◆ **Task to carry out**
Locate each line below that includes "Lower" and reproduce it.
## Start
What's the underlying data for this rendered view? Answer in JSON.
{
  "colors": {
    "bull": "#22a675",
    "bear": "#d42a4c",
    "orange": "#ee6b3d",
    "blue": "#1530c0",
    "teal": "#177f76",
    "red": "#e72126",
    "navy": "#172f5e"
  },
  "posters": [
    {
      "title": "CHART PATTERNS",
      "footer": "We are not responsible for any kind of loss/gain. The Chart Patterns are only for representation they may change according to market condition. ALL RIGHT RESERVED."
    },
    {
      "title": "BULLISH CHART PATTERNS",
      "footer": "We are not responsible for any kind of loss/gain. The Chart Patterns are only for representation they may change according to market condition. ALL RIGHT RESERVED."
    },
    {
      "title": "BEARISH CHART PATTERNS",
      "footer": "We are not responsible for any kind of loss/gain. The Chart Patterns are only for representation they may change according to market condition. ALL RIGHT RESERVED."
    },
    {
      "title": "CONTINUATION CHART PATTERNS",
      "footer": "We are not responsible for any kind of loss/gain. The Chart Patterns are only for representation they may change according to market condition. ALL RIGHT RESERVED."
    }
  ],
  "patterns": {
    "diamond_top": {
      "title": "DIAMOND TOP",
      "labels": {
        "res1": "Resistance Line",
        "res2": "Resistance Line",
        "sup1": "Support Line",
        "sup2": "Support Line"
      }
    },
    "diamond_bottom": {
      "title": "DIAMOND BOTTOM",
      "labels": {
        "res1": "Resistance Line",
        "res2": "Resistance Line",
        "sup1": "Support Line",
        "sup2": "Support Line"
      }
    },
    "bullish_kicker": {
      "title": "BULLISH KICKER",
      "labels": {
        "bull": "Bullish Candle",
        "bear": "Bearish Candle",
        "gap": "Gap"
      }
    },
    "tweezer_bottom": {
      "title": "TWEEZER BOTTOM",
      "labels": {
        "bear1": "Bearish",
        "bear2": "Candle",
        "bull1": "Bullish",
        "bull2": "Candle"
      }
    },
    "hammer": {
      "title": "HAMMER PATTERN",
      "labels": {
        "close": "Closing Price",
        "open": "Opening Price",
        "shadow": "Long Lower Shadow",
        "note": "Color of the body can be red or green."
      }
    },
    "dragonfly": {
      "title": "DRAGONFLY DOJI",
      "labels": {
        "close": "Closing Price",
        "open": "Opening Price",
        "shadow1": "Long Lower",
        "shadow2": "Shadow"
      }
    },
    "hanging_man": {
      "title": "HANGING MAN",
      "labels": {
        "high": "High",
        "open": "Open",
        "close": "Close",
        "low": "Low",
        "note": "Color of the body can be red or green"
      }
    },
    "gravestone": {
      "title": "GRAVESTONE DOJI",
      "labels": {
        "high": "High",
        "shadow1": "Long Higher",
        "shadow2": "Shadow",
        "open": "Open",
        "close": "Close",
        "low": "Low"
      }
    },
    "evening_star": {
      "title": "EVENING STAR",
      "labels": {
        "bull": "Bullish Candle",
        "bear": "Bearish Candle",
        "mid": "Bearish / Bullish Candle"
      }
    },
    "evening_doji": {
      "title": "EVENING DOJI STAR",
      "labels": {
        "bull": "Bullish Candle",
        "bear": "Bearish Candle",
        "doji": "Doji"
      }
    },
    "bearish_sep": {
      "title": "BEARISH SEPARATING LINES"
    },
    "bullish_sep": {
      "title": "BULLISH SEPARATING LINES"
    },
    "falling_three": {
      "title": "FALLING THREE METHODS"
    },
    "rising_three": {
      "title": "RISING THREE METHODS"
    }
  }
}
## End
◆ **Result of this task**
        "shadow": "Long Lower Shadow",
        "shadow1": "Long Lower",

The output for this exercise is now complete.